Work to complete: Select every line containing the word "page" from the material, and copy those lines.

Data in this exercise:
***
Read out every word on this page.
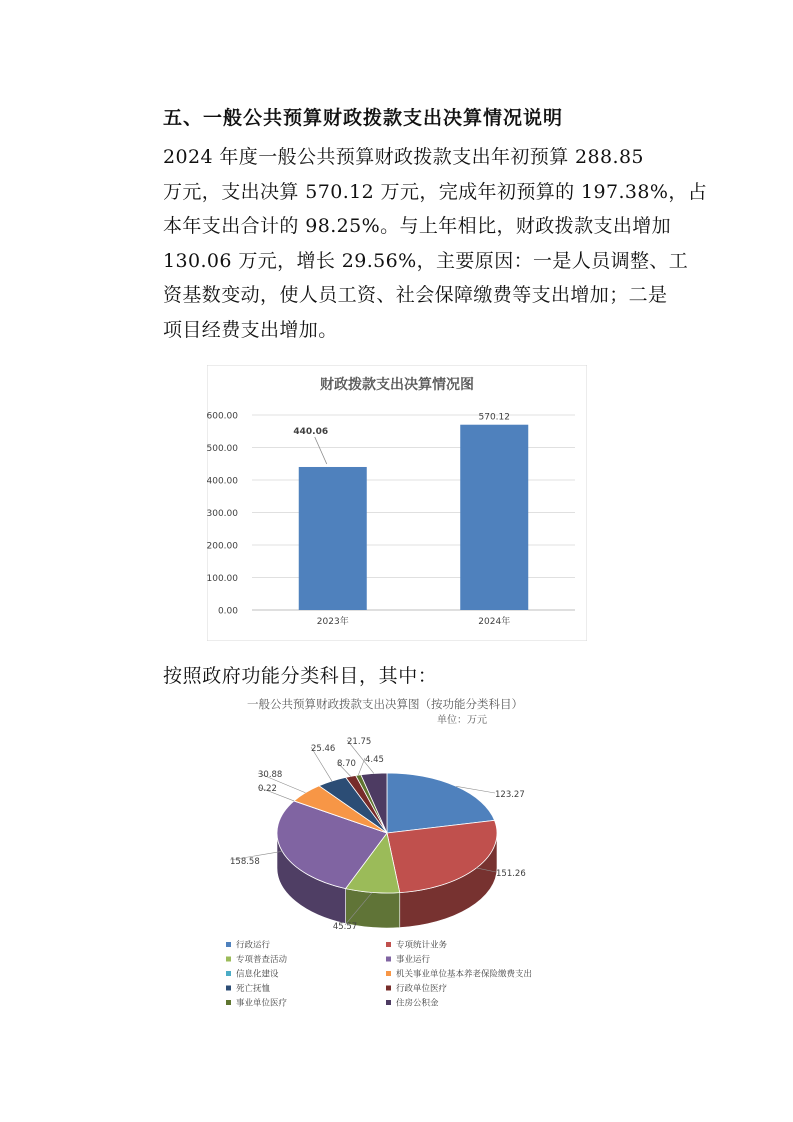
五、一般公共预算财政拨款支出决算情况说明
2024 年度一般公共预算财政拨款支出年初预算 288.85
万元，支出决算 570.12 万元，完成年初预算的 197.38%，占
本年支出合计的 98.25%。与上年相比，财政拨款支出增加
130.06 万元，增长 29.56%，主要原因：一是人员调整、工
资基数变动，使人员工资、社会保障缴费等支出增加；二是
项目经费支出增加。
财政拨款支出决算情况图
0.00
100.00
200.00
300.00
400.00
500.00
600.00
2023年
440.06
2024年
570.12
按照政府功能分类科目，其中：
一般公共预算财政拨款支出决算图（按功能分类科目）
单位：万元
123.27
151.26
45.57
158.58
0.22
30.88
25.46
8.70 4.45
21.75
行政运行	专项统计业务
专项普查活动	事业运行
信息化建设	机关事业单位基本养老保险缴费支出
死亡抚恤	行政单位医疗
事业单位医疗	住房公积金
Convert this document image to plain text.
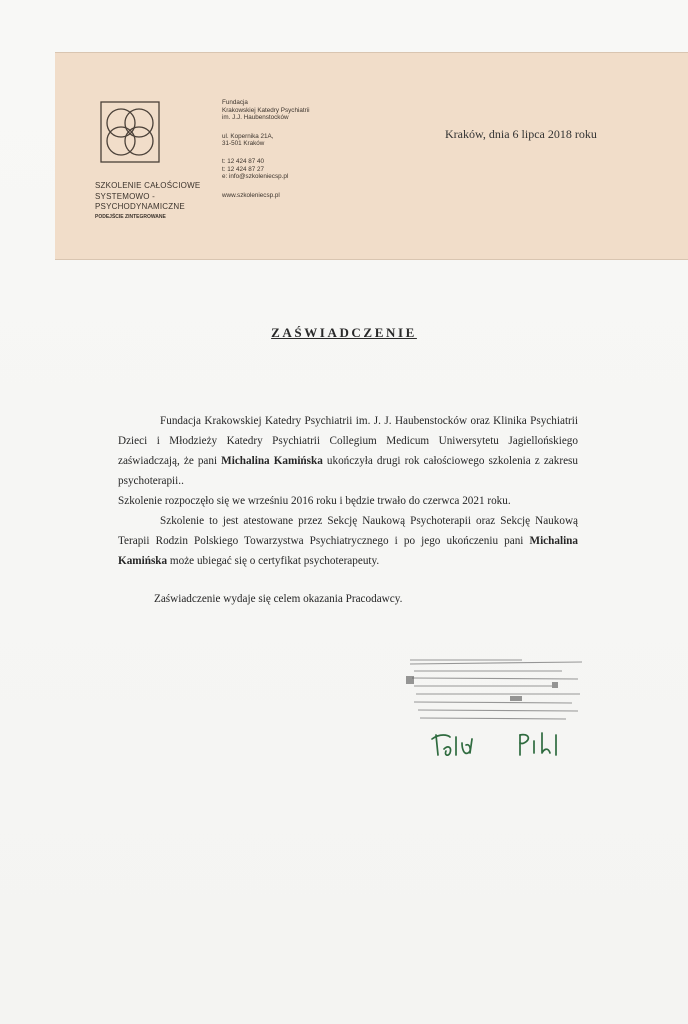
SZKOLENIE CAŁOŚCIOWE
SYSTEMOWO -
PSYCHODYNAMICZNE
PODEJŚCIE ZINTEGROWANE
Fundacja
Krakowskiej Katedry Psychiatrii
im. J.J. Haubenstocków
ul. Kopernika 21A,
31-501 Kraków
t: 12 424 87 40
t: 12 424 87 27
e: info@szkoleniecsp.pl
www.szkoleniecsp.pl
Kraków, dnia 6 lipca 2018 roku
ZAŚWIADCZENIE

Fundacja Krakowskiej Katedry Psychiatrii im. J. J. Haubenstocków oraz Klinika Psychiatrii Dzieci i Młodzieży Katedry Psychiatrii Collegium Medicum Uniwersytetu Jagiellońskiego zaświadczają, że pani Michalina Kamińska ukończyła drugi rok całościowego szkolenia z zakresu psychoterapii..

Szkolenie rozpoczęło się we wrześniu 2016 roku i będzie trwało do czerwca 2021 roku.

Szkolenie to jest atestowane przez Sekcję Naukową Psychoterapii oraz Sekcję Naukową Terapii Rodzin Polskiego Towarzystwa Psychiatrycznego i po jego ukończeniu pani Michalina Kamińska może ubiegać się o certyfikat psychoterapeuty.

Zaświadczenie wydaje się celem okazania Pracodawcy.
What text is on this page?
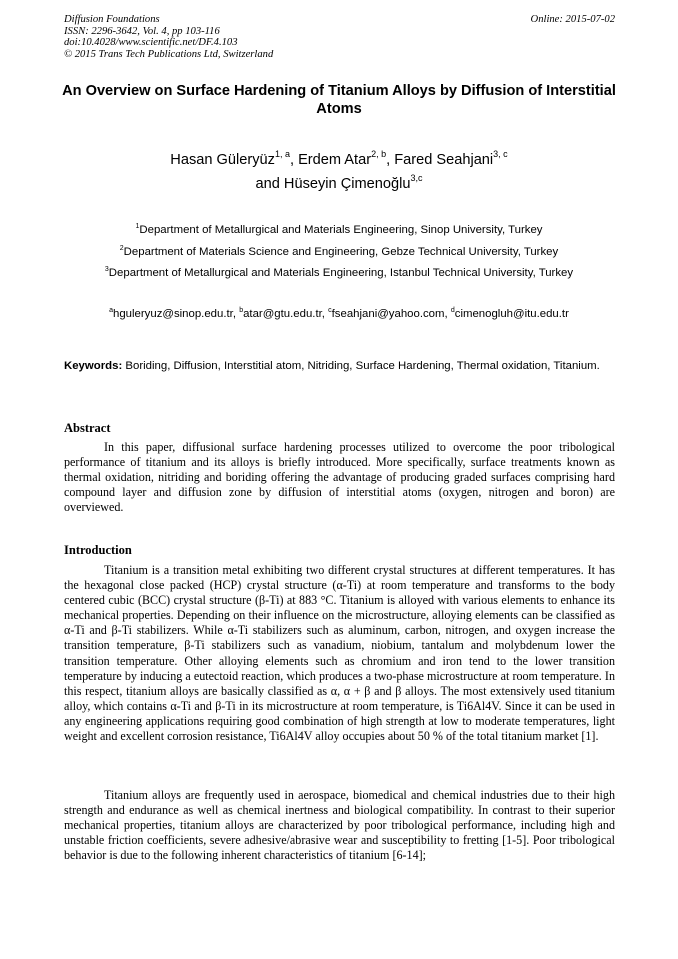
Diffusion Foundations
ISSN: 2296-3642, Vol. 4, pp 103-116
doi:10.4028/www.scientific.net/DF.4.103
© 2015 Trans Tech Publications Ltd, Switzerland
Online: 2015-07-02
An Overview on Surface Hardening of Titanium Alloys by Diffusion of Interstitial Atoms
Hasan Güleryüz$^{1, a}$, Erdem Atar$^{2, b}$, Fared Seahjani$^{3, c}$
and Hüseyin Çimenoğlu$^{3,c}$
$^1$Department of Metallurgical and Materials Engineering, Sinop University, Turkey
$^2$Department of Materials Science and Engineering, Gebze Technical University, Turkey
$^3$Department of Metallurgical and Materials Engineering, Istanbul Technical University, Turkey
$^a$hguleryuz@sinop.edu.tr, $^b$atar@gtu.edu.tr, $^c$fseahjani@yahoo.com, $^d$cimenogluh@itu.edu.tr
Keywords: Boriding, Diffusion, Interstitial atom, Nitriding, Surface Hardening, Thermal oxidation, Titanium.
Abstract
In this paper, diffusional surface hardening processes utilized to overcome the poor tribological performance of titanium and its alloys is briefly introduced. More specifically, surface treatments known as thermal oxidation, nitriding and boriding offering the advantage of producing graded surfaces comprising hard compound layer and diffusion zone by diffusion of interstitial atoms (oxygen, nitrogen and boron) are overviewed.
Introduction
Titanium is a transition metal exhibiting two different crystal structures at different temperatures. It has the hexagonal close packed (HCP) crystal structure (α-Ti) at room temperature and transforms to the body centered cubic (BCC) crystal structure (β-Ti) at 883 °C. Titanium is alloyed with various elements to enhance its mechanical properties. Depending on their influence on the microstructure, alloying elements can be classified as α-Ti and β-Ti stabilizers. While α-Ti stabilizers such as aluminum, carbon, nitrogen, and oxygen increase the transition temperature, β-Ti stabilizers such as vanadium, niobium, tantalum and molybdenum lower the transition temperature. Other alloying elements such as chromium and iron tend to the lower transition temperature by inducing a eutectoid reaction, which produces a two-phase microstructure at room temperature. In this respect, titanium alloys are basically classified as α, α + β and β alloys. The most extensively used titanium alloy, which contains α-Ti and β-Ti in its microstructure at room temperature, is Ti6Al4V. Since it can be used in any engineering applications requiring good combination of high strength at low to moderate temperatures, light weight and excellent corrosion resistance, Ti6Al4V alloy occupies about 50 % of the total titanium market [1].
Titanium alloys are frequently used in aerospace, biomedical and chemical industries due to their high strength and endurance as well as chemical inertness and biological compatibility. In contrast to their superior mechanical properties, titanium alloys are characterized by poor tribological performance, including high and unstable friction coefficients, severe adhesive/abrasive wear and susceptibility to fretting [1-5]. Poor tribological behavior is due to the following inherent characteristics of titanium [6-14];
***
The answer:
Read out every word on this page.
What text is on this page?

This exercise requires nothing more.